▶ INPUT FOR THIS TASK:

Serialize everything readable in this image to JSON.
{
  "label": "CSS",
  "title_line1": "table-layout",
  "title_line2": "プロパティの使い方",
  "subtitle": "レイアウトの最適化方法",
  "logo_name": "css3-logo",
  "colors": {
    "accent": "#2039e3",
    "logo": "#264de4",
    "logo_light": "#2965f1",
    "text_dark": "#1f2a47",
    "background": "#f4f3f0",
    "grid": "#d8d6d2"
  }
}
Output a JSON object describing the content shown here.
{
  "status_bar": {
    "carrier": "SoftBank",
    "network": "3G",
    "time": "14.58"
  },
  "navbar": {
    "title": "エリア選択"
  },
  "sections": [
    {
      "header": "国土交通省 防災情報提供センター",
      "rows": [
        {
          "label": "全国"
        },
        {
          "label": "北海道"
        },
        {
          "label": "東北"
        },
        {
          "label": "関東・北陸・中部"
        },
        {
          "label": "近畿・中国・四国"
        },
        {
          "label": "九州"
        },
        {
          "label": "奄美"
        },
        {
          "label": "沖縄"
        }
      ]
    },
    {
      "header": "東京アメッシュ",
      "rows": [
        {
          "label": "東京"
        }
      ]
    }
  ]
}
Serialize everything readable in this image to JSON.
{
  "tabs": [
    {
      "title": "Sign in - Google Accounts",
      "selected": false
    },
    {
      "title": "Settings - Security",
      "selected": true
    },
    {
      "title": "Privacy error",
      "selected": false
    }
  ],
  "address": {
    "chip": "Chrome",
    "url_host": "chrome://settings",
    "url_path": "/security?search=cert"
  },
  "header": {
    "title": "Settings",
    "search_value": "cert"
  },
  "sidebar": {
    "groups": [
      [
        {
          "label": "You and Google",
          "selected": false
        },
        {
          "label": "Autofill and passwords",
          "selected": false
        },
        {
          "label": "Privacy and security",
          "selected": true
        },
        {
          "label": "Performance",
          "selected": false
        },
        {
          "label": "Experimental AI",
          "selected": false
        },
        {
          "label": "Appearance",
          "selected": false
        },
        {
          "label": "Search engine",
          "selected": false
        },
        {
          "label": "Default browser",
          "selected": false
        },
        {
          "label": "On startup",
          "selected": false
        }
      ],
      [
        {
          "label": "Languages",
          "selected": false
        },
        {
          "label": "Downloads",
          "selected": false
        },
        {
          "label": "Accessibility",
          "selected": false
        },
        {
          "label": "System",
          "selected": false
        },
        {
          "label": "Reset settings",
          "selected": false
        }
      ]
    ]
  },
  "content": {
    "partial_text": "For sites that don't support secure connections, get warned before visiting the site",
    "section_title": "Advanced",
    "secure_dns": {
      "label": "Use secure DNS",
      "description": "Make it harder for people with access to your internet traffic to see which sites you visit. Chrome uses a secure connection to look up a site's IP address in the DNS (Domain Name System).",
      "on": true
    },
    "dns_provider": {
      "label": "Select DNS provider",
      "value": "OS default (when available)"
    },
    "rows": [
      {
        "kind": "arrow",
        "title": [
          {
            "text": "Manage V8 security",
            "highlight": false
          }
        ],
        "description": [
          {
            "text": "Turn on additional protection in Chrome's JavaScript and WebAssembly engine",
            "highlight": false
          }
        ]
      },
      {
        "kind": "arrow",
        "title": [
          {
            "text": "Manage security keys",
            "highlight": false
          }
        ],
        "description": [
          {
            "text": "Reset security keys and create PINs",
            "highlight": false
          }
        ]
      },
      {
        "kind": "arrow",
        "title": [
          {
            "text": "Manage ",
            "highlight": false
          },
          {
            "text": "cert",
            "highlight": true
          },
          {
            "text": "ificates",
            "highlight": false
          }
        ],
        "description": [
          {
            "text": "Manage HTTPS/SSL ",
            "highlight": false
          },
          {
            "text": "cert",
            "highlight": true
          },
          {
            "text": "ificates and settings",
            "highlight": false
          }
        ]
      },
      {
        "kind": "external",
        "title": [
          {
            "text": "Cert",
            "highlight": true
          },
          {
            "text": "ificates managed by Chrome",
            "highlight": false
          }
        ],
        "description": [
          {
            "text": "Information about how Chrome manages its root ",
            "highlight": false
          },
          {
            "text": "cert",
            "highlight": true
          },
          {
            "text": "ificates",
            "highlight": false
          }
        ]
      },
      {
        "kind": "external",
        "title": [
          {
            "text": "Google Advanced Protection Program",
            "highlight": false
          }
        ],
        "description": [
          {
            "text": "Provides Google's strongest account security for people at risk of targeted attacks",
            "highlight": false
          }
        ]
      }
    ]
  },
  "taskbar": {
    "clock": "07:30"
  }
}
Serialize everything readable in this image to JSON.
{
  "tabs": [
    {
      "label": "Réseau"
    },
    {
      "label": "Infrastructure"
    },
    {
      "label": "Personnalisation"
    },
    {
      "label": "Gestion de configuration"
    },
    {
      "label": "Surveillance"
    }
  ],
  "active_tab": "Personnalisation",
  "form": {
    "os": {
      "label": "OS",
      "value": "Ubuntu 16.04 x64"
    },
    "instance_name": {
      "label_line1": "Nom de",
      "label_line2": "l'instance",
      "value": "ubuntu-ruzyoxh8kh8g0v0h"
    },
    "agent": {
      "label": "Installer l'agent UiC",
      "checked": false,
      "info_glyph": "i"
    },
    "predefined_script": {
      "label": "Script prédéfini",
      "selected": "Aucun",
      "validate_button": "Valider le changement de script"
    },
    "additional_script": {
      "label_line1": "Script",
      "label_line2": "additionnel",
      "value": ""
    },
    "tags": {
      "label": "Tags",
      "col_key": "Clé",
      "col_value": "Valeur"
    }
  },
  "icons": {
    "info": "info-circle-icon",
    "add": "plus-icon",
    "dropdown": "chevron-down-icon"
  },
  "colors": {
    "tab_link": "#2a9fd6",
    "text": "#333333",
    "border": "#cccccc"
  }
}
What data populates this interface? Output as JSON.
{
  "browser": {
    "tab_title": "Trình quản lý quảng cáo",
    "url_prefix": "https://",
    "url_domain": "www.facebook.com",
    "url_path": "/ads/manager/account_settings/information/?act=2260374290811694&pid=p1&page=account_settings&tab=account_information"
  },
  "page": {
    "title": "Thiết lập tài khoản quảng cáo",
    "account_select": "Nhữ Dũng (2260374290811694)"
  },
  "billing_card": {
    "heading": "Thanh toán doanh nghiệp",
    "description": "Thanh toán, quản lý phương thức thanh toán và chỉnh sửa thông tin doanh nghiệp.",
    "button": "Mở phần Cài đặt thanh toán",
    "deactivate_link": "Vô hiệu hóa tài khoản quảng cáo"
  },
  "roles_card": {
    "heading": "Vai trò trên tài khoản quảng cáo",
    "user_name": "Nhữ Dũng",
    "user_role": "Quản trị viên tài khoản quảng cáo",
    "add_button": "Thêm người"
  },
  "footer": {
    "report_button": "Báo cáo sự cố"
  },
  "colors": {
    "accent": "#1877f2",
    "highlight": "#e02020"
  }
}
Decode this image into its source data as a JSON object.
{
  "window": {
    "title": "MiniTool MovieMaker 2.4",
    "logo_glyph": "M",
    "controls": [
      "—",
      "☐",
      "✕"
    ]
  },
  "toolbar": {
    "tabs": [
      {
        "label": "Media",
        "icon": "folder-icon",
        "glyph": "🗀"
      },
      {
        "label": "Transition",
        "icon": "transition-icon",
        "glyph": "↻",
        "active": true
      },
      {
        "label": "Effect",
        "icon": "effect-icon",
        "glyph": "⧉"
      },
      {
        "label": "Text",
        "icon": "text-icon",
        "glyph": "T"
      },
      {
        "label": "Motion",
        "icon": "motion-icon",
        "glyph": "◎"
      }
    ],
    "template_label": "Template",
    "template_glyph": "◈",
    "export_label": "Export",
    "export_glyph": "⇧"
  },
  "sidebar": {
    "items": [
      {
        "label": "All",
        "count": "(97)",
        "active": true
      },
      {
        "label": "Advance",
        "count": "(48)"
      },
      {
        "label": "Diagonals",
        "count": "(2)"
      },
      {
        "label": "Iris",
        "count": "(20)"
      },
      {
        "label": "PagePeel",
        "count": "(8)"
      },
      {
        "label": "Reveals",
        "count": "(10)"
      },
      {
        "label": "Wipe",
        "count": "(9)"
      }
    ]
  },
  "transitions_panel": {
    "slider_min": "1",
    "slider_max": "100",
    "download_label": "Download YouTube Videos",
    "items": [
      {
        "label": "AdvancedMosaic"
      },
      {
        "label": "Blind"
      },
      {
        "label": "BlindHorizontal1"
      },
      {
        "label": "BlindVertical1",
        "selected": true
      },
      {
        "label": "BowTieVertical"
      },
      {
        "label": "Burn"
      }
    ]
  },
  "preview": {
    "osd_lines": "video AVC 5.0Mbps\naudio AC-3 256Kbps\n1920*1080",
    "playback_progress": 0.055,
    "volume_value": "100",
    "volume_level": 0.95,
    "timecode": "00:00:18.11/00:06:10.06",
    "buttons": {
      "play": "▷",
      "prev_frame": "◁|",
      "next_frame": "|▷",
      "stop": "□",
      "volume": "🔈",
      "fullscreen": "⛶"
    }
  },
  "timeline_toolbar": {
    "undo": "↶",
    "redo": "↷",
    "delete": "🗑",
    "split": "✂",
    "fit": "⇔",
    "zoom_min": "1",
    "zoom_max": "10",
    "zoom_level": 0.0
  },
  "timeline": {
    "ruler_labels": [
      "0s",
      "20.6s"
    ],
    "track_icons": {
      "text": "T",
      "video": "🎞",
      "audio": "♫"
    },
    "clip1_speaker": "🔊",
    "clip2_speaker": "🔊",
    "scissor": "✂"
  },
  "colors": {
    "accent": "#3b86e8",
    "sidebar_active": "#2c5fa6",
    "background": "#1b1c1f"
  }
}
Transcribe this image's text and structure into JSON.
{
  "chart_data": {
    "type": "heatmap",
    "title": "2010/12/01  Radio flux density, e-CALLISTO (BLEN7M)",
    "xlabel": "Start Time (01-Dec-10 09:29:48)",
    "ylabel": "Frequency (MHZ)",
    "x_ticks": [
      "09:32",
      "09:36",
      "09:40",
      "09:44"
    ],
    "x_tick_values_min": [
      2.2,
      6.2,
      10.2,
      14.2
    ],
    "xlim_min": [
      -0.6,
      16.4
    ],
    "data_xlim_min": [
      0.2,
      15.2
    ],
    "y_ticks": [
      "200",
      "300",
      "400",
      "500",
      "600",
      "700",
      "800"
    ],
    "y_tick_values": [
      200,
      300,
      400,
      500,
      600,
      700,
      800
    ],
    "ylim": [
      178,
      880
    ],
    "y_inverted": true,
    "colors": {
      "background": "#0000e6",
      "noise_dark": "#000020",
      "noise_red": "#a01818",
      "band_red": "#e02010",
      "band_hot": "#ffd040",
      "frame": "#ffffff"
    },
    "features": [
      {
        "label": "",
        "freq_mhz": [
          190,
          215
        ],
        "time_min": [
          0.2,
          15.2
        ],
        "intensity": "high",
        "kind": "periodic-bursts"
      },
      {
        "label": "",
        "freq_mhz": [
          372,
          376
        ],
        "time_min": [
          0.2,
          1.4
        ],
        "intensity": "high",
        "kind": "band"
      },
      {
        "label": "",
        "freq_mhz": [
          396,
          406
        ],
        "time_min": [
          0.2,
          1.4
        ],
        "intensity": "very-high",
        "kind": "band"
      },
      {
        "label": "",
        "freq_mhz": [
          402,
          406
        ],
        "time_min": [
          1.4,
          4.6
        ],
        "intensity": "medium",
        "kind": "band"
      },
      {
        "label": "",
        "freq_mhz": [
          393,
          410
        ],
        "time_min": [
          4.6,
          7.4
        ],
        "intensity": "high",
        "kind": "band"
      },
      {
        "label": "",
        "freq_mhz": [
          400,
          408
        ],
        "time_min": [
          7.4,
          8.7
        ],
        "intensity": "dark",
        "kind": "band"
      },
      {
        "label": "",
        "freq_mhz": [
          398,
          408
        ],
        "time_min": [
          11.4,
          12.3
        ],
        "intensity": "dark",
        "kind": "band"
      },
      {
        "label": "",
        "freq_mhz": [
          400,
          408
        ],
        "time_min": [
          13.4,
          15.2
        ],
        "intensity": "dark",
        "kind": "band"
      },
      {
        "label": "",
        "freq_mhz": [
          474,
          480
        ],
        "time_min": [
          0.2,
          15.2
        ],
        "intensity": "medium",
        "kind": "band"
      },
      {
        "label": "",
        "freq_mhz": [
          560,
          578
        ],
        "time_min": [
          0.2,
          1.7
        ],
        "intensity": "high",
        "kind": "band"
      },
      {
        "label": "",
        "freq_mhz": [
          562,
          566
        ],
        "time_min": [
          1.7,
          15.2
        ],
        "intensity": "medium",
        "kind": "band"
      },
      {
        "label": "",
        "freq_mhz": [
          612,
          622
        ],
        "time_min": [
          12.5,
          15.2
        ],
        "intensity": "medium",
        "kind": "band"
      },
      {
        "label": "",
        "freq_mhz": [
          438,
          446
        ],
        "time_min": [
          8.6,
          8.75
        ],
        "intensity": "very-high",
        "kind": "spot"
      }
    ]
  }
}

▶ PROBLEM STATEMENT:
Count every line in the entries above where the word "System" appears; respond with the number alone.

▶ THE SOLUTION:
2